# WHAT THIS TASK INVOLVES
Show every line where "TradingView" occurs.
● ● ●
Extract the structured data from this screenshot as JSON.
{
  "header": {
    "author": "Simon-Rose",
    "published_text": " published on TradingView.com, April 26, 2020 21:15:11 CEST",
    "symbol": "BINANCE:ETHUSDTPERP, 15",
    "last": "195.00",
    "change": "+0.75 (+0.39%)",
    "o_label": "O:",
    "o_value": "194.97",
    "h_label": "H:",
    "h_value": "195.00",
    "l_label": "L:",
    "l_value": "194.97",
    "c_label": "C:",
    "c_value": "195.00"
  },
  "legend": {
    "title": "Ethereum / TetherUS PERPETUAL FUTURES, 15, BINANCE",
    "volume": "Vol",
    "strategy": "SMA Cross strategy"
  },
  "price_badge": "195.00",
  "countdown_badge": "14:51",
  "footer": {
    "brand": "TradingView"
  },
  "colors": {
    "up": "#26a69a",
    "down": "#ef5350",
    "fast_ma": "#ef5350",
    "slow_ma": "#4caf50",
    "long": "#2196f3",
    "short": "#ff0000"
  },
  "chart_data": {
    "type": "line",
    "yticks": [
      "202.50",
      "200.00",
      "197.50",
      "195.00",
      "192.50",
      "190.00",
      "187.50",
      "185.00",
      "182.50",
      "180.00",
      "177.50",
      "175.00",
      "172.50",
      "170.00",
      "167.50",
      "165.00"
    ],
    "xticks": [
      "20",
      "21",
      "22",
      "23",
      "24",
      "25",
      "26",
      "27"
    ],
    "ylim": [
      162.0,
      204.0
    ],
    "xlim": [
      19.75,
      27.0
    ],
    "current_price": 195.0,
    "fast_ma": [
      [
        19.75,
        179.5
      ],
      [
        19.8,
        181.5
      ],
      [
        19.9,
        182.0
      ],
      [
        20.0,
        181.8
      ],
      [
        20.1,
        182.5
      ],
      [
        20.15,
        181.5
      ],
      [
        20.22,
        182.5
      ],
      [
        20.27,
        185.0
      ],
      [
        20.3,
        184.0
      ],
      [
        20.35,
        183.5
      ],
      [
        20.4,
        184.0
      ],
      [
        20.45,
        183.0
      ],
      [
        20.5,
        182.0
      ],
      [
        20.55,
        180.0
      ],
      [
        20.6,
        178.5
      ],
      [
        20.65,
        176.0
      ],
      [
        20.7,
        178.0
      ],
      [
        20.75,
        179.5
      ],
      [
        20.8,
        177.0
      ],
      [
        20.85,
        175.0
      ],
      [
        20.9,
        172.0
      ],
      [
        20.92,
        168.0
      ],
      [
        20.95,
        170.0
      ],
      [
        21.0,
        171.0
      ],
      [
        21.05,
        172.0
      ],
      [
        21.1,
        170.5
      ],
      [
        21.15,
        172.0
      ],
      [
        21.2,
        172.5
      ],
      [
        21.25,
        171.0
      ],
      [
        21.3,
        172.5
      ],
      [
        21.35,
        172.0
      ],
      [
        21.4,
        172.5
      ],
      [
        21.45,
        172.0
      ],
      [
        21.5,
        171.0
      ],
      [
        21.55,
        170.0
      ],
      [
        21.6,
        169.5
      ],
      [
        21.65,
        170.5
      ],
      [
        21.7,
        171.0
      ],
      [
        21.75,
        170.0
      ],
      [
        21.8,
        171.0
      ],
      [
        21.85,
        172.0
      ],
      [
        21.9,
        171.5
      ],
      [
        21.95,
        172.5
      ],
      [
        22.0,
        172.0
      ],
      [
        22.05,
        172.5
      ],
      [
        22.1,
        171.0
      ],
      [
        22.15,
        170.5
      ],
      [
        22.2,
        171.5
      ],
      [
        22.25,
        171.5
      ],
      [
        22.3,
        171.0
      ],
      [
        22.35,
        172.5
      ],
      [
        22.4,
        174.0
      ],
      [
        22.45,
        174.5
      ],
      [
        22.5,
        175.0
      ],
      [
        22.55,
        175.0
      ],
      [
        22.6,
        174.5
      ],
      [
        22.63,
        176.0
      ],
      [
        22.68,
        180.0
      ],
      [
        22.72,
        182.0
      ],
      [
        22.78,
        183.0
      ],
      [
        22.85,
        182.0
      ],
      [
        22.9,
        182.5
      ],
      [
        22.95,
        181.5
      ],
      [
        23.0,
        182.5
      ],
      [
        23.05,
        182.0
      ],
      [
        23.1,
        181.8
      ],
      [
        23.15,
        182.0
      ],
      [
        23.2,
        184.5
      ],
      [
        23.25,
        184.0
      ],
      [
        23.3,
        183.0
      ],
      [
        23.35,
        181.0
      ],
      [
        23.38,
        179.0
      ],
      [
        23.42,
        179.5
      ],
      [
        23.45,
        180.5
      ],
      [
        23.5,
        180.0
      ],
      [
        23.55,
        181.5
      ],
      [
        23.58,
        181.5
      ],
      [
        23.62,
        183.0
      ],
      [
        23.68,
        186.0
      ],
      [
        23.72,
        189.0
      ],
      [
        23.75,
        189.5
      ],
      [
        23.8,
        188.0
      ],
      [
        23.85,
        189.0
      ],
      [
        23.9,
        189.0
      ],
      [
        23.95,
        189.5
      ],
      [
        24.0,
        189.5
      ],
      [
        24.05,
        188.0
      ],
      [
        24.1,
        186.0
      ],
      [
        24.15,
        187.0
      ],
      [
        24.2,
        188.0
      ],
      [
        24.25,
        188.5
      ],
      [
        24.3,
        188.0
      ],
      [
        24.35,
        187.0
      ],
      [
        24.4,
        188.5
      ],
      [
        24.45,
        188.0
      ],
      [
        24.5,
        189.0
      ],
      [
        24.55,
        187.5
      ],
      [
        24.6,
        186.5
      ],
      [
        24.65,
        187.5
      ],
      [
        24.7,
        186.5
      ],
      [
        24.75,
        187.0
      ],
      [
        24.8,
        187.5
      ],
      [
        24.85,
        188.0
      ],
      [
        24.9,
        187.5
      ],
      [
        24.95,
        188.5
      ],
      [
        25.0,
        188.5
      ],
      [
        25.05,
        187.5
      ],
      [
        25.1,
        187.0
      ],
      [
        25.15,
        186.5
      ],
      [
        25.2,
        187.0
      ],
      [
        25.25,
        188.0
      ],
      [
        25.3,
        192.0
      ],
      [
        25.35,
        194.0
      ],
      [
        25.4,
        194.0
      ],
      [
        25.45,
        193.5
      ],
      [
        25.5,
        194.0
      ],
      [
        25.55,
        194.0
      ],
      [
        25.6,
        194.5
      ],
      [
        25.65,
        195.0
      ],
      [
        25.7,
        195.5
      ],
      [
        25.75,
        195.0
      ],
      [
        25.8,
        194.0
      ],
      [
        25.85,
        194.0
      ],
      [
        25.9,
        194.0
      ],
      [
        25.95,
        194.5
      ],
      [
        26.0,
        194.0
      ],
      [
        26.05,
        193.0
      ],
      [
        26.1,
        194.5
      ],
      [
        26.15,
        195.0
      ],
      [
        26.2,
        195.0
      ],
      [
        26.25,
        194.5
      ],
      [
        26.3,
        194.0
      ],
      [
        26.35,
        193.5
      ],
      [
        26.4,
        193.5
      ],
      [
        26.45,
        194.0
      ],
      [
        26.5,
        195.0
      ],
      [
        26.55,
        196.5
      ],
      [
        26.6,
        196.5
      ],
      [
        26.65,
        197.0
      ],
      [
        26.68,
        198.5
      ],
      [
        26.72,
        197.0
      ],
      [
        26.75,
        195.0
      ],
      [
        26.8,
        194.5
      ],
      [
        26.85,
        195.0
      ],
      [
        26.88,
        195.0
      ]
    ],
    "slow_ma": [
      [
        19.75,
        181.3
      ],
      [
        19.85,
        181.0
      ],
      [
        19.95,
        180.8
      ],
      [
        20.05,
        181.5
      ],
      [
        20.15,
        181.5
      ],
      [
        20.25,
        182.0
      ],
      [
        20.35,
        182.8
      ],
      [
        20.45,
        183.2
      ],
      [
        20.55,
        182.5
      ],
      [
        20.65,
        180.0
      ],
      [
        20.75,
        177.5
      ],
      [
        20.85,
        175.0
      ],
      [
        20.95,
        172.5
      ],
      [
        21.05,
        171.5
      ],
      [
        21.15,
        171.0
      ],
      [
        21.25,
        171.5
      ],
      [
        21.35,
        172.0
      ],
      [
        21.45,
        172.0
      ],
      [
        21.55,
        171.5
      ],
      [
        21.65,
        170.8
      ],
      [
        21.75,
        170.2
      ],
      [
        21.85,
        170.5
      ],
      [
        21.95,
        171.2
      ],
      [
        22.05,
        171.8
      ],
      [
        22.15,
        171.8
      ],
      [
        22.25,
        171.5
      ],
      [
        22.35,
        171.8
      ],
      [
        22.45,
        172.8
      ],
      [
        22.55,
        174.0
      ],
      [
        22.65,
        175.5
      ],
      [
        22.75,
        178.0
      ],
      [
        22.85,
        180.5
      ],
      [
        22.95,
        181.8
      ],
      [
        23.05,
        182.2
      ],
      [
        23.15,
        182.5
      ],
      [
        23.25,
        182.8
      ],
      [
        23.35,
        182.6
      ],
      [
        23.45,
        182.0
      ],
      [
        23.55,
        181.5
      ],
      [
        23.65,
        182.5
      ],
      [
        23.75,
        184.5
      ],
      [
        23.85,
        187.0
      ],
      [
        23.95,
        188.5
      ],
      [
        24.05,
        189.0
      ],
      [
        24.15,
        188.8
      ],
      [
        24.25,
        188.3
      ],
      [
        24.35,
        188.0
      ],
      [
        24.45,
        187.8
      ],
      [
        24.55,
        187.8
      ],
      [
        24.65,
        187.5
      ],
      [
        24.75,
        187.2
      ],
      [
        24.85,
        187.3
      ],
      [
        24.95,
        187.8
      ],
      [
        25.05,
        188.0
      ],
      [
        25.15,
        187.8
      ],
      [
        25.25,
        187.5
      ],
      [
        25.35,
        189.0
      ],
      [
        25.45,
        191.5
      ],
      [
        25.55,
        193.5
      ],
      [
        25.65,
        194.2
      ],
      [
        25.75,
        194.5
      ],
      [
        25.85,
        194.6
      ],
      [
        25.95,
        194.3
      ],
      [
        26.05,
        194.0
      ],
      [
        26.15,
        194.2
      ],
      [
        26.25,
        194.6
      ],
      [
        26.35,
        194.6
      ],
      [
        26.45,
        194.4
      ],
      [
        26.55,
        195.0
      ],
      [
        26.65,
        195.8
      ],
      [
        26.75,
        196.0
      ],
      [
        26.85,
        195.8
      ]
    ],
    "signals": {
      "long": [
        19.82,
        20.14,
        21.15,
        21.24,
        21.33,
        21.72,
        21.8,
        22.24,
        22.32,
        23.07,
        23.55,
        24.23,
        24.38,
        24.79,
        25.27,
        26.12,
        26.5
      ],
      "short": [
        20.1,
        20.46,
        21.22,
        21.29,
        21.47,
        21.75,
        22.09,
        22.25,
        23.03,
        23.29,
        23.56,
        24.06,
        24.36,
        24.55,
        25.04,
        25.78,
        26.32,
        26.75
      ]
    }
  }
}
● ● ●
# RESULT OF THE EXERCISE
    "published_text": " published on TradingView.com, April 26, 2020 21:15:11 CEST",
    "brand": "TradingView"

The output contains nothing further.